━━━━━ ROWS ━━━━━
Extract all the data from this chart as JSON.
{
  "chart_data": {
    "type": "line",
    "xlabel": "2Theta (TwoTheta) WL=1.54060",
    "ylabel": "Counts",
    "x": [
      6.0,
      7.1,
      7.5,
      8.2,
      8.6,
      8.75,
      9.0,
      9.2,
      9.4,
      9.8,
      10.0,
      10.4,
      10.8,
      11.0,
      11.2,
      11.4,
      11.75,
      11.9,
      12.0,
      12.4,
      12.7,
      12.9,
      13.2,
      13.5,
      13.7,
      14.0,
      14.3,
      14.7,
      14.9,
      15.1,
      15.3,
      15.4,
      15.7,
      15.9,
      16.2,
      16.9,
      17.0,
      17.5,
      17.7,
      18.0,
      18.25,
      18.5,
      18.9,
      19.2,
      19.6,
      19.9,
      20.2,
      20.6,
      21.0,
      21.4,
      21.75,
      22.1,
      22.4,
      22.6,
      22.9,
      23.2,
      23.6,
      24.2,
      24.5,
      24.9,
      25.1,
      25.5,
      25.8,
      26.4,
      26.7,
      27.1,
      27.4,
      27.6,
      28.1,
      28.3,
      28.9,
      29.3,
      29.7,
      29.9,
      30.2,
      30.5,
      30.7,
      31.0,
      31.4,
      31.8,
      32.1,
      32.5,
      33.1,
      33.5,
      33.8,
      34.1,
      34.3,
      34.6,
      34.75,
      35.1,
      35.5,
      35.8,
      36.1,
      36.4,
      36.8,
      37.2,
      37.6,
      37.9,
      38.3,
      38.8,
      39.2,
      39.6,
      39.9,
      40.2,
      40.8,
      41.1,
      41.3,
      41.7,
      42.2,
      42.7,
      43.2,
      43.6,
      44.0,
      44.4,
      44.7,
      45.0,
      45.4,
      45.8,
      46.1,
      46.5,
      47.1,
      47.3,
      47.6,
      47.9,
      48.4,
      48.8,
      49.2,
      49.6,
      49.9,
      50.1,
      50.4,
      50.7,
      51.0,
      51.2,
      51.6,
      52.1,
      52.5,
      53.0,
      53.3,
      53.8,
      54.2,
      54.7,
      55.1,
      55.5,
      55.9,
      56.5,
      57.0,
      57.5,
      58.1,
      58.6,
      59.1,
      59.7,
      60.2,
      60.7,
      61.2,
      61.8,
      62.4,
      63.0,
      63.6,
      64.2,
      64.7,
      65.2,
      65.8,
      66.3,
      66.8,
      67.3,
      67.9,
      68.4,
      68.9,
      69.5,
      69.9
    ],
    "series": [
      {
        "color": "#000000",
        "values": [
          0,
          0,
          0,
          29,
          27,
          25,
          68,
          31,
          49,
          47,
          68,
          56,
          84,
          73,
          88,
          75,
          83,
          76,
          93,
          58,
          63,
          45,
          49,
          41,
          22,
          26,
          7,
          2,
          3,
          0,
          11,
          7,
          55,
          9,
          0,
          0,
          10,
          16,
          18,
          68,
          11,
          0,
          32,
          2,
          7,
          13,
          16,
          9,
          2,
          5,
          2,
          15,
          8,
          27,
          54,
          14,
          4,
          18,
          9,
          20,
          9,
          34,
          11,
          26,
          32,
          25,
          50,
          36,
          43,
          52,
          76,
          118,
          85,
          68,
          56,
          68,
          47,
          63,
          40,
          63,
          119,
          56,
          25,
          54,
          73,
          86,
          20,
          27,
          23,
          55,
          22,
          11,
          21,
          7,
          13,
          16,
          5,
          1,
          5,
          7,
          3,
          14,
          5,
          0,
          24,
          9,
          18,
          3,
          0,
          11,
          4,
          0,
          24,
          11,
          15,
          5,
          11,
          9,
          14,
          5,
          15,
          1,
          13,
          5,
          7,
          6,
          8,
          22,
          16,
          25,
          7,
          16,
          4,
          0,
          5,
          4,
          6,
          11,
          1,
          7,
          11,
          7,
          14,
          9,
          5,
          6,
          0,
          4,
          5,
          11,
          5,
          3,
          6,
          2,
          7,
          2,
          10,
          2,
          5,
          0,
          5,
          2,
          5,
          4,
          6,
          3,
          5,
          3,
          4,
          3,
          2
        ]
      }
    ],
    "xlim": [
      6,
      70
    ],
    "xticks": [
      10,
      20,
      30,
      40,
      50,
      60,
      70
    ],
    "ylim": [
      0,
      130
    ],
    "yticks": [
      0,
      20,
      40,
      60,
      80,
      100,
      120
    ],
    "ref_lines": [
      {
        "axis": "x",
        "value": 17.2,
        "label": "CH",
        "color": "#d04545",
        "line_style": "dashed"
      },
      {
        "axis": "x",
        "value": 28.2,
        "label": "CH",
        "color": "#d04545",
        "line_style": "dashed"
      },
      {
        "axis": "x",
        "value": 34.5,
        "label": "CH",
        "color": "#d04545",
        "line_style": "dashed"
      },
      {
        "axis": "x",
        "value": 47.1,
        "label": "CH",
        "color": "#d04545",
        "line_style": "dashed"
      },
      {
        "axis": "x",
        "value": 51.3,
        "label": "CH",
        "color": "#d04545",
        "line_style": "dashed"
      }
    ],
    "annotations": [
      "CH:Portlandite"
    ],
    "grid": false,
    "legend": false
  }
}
━━━━━
◆ **PROBLEM REQUIREMENTS**: Return the full listing, character for character.

◆ **REPLY**:
Extract all the data from this chart as JSON.
{
  "chart_data": {
    "type": "line",
    "xlabel": "2Theta (TwoTheta) WL=1.54060",
    "ylabel": "Counts",
    "x": [
      6.0,
      7.1,
      7.5,
      8.2,
      8.6,
      8.75,
      9.0,
      9.2,
      9.4,
      9.8,
      10.0,
      10.4,
      10.8,
      11.0,
      11.2,
      11.4,
      11.75,
      11.9,
      12.0,
      12.4,
      12.7,
      12.9,
      13.2,
      13.5,
      13.7,
      14.0,
      14.3,
      14.7,
      14.9,
      15.1,
      15.3,
      15.4,
      15.7,
      15.9,
      16.2,
      16.9,
      17.0,
      17.5,
      17.7,
      18.0,
      18.25,
      18.5,
      18.9,
      19.2,
      19.6,
      19.9,
      20.2,
      20.6,
      21.0,
      21.4,
      21.75,
      22.1,
      22.4,
      22.6,
      22.9,
      23.2,
      23.6,
      24.2,
      24.5,
      24.9,
      25.1,
      25.5,
      25.8,
      26.4,
      26.7,
      27.1,
      27.4,
      27.6,
      28.1,
      28.3,
      28.9,
      29.3,
      29.7,
      29.9,
      30.2,
      30.5,
      30.7,
      31.0,
      31.4,
      31.8,
      32.1,
      32.5,
      33.1,
      33.5,
      33.8,
      34.1,
      34.3,
      34.6,
      34.75,
      35.1,
      35.5,
      35.8,
      36.1,
      36.4,
      36.8,
      37.2,
      37.6,
      37.9,
      38.3,
      38.8,
      39.2,
      39.6,
      39.9,
      40.2,
      40.8,
      41.1,
      41.3,
      41.7,
      42.2,
      42.7,
      43.2,
      43.6,
      44.0,
      44.4,
      44.7,
      45.0,
      45.4,
      45.8,
      46.1,
      46.5,
      47.1,
      47.3,
      47.6,
      47.9,
      48.4,
      48.8,
      49.2,
      49.6,
      49.9,
      50.1,
      50.4,
      50.7,
      51.0,
      51.2,
      51.6,
      52.1,
      52.5,
      53.0,
      53.3,
      53.8,
      54.2,
      54.7,
      55.1,
      55.5,
      55.9,
      56.5,
      57.0,
      57.5,
      58.1,
      58.6,
      59.1,
      59.7,
      60.2,
      60.7,
      61.2,
      61.8,
      62.4,
      63.0,
      63.6,
      64.2,
      64.7,
      65.2,
      65.8,
      66.3,
      66.8,
      67.3,
      67.9,
      68.4,
      68.9,
      69.5,
      69.9
    ],
    "series": [
      {
        "color": "#000000",
        "values": [
          0,
          0,
          0,
          29,
          27,
          25,
          68,
          31,
          49,
          47,
          68,
          56,
          84,
          73,
          88,
          75,
          83,
          76,
          93,
          58,
          63,
          45,
          49,
          41,
          22,
          26,
          7,
          2,
          3,
          0,
          11,
          7,
          55,
          9,
          0,
          0,
          10,
          16,
          18,
          68,
          11,
          0,
          32,
          2,
          7,
          13,
          16,
          9,
          2,
          5,
          2,
          15,
          8,
          27,
          54,
          14,
          4,
          18,
          9,
          20,
          9,
          34,
          11,
          26,
          32,
          25,
          50,
          36,
          43,
          52,
          76,
          118,
          85,
          68,
          56,
          68,
          47,
          63,
          40,
          63,
          119,
          56,
          25,
          54,
          73,
          86,
          20,
          27,
          23,
          55,
          22,
          11,
          21,
          7,
          13,
          16,
          5,
          1,
          5,
          7,
          3,
          14,
          5,
          0,
          24,
          9,
          18,
          3,
          0,
          11,
          4,
          0,
          24,
          11,
          15,
          5,
          11,
          9,
          14,
          5,
          15,
          1,
          13,
          5,
          7,
          6,
          8,
          22,
          16,
          25,
          7,
          16,
          4,
          0,
          5,
          4,
          6,
          11,
          1,
          7,
          11,
          7,
          14,
          9,
          5,
          6,
          0,
          4,
          5,
          11,
          5,
          3,
          6,
          2,
          7,
          2,
          10,
          2,
          5,
          0,
          5,
          2,
          5,
          4,
          6,
          3,
          5,
          3,
          4,
          3,
          2
        ]
      }
    ],
    "xlim": [
      6,
      70
    ],
    "xticks": [
      10,
      20,
      30,
      40,
      50,
      60,
      70
    ],
    "ylim": [
      0,
      130
    ],
    "yticks": [
      0,
      20,
      40,
      60,
      80,
      100,
      120
    ],
    "ref_lines": [
      {
        "axis": "x",
        "value": 17.2,
        "label": "CH",
        "color": "#d04545",
        "line_style": "dashed"
      },
      {
        "axis": "x",
        "value": 28.2,
        "label": "CH",
        "color": "#d04545",
        "line_style": "dashed"
      },
      {
        "axis": "x",
        "value": 34.5,
        "label": "CH",
        "color": "#d04545",
        "line_style": "dashed"
      },
      {
        "axis": "x",
        "value": 47.1,
        "label": "CH",
        "color": "#d04545",
        "line_style": "dashed"
      },
      {
        "axis": "x",
        "value": 51.3,
        "label": "CH",
        "color": "#d04545",
        "line_style": "dashed"
      }
    ],
    "annotations": [
      "CH:Portlandite"
    ],
    "grid": false,
    "legend": false
  }
}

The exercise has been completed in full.